Content starts

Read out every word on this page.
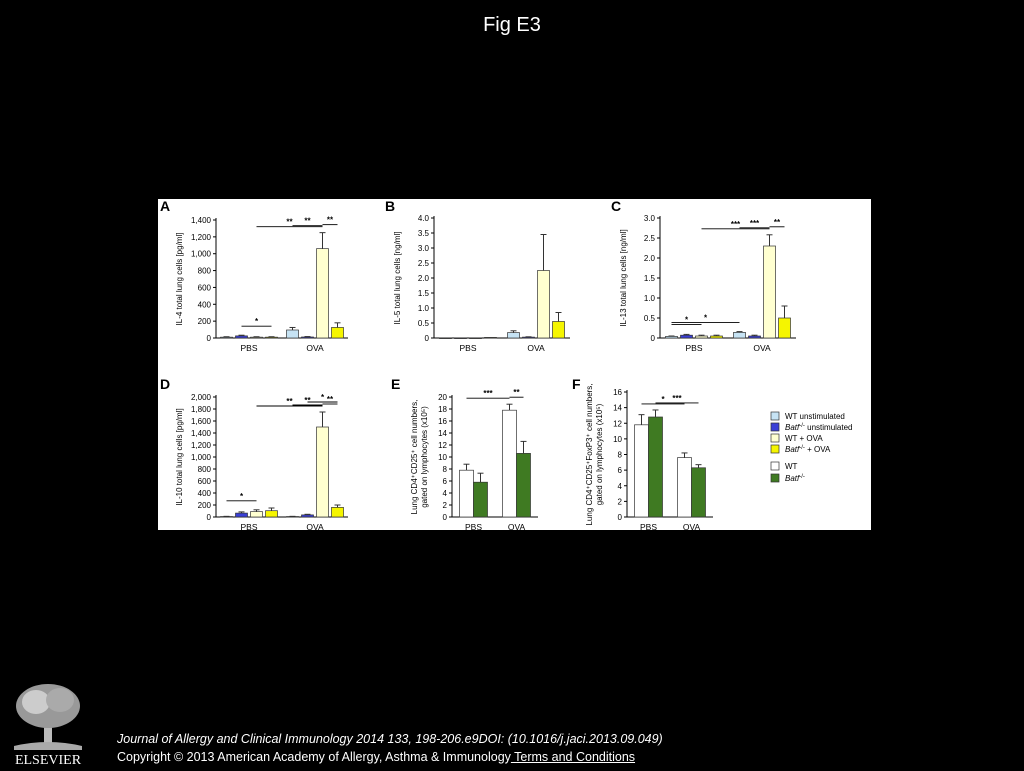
Fig E3
A
0
200
400
600
800
1,000
1,200
1,400
IL-4 total lung cells [pg/ml]
PBS	OVA
** ** **
*
B
0
0.5
1.0
1.5
2.0
2.5
3.0
3.5
4.0
IL-5 total lung cells [ng/ml]
PBS	OVA
C
0
0.5
1.0
1.5
2.0
2.5
3.0
IL-13 total lung cells [ng/ml]
PBS	OVA
*** *** **
*
*
D
0
200
400
600
800
1,000
1,200
1,400
1,600
1,800
2,000
IL-10 total lung cells [pg/ml]
PBS	OVA
** ** **
*
*
E
0
2
4
6
8
10
12
14
16
18
20
Lung CD4⁺CD25⁺ cell numbers, gated on lymphocytes (x10⁵)
PBS	OVA
***	**
F
0
2
4
6
8
10
12
14
16
Lung CD4⁺CD25⁺FoxP3⁺ cell numbers, gated on lymphocytes (x10⁵)
PBS	OVA
* ***
WT unstimulated
Batf-/- unstimulated
WT + OVA
Batf-/- + OVA
WT
Batf-/-
ELSEVIER
Journal of Allergy and Clinical Immunology 2014 133, 198-206.e9DOI: (10.1016/j.jaci.2013.09.049)
Copyright © 2013 American Academy of Allergy, Asthma & Immunology Terms and Conditions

Content ends

ASSIGNMENT: The answer must be a word-for-word copy of all the entries, containing no pictures.

RESPONSE:
Read out every word on this page.
Fig E3
A
0
200
400
600
800
1,000
1,200
1,400
IL-4 total lung cells [pg/ml]
PBS	OVA
** ** **
*
B
0
0.5
1.0
1.5
2.0
2.5
3.0
3.5
4.0
IL-5 total lung cells [ng/ml]
PBS	OVA
C
0
0.5
1.0
1.5
2.0
2.5
3.0
IL-13 total lung cells [ng/ml]
PBS	OVA
*** *** **
*
*
D
0
200
400
600
800
1,000
1,200
1,400
1,600
1,800
2,000
IL-10 total lung cells [pg/ml]
PBS	OVA
** ** **
*
*
E
0
2
4
6
8
10
12
14
16
18
20
Lung CD4⁺CD25⁺ cell numbers, gated on lymphocytes (x10⁵)
PBS	OVA
***	**
F
0
2
4
6
8
10
12
14
16
Lung CD4⁺CD25⁺FoxP3⁺ cell numbers, gated on lymphocytes (x10⁵)
PBS	OVA
* ***
WT unstimulated
Batf-/- unstimulated
WT + OVA
Batf-/- + OVA
WT
Batf-/-
ELSEVIER
Journal of Allergy and Clinical Immunology 2014 133, 198-206.e9DOI: (10.1016/j.jaci.2013.09.049)
Copyright © 2013 American Academy of Allergy, Asthma & Immunology Terms and Conditions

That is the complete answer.